start Provided data
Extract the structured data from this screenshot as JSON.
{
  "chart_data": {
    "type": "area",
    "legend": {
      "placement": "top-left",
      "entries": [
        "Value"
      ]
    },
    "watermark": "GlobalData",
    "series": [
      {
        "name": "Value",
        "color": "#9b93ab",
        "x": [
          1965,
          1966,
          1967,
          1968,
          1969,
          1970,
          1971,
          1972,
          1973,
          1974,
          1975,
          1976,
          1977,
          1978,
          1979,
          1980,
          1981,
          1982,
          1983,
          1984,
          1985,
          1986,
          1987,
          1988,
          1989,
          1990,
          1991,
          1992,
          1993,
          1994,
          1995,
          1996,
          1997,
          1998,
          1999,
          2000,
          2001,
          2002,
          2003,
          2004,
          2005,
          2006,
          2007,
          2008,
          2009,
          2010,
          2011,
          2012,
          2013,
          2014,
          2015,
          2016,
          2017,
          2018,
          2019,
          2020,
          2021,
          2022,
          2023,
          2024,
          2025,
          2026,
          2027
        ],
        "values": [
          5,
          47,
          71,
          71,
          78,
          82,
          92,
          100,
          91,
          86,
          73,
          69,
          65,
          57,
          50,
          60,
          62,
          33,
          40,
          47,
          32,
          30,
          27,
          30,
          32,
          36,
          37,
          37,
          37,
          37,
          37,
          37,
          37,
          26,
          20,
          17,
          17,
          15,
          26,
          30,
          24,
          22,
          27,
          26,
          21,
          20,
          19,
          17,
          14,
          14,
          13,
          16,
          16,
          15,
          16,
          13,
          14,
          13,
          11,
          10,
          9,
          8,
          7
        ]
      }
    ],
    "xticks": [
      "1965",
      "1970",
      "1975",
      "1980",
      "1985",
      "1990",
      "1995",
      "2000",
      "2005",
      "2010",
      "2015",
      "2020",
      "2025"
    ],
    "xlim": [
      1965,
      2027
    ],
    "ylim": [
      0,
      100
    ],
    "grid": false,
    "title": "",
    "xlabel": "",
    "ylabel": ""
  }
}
end Provided data
### Problem to work on
Print every entry exactly as written.

### Exercise answer
Extract the structured data from this screenshot as JSON.
{
  "chart_data": {
    "type": "area",
    "legend": {
      "placement": "top-left",
      "entries": [
        "Value"
      ]
    },
    "watermark": "GlobalData",
    "series": [
      {
        "name": "Value",
        "color": "#9b93ab",
        "x": [
          1965,
          1966,
          1967,
          1968,
          1969,
          1970,
          1971,
          1972,
          1973,
          1974,
          1975,
          1976,
          1977,
          1978,
          1979,
          1980,
          1981,
          1982,
          1983,
          1984,
          1985,
          1986,
          1987,
          1988,
          1989,
          1990,
          1991,
          1992,
          1993,
          1994,
          1995,
          1996,
          1997,
          1998,
          1999,
          2000,
          2001,
          2002,
          2003,
          2004,
          2005,
          2006,
          2007,
          2008,
          2009,
          2010,
          2011,
          2012,
          2013,
          2014,
          2015,
          2016,
          2017,
          2018,
          2019,
          2020,
          2021,
          2022,
          2023,
          2024,
          2025,
          2026,
          2027
        ],
        "values": [
          5,
          47,
          71,
          71,
          78,
          82,
          92,
          100,
          91,
          86,
          73,
          69,
          65,
          57,
          50,
          60,
          62,
          33,
          40,
          47,
          32,
          30,
          27,
          30,
          32,
          36,
          37,
          37,
          37,
          37,
          37,
          37,
          37,
          26,
          20,
          17,
          17,
          15,
          26,
          30,
          24,
          22,
          27,
          26,
          21,
          20,
          19,
          17,
          14,
          14,
          13,
          16,
          16,
          15,
          16,
          13,
          14,
          13,
          11,
          10,
          9,
          8,
          7
        ]
      }
    ],
    "xticks": [
      "1965",
      "1970",
      "1975",
      "1980",
      "1985",
      "1990",
      "1995",
      "2000",
      "2005",
      "2010",
      "2015",
      "2020",
      "2025"
    ],
    "xlim": [
      1965,
      2027
    ],
    "ylim": [
      0,
      100
    ],
    "grid": false,
    "title": "",
    "xlabel": "",
    "ylabel": ""
  }
}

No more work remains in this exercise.